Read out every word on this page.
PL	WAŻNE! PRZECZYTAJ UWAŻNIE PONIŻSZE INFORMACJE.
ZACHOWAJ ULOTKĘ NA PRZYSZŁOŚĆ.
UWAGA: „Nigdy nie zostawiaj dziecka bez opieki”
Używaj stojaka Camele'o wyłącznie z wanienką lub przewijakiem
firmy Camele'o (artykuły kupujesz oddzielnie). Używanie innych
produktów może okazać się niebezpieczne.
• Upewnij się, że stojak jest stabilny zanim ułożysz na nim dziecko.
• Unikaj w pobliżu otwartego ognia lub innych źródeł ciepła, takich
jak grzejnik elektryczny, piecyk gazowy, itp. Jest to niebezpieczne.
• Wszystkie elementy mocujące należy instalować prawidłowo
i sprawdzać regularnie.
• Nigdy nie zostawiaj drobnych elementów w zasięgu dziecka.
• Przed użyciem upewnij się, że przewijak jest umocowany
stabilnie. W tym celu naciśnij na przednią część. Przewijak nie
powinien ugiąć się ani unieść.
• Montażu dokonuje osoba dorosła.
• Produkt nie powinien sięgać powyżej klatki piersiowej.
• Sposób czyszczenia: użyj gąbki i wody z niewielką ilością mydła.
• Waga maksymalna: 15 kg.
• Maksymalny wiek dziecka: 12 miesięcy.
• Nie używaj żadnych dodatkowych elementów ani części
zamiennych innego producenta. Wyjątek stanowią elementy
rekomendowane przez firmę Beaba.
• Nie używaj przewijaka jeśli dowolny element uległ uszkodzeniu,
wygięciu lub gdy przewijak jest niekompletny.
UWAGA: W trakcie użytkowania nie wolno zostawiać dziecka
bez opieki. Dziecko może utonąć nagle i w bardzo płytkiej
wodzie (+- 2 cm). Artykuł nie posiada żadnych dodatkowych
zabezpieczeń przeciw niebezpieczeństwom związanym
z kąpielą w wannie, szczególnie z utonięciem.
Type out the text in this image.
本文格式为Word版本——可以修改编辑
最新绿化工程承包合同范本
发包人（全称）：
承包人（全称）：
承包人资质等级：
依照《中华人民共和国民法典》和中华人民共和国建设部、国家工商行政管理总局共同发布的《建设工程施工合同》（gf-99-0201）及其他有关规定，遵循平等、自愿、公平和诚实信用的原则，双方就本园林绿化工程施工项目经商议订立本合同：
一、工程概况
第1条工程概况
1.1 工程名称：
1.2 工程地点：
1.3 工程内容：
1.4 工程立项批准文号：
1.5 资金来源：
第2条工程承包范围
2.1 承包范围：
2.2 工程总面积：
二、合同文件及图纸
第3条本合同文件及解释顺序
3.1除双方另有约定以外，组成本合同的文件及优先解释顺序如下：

§ Exercise objective:
Track down every line with the word "niebezpieczne" and copy it.

§ The completed task:
produktów może okazać się niebezpieczne.
jak grzejnik elektryczny, piecyk gazowy, itp. Jest to niebezpieczne.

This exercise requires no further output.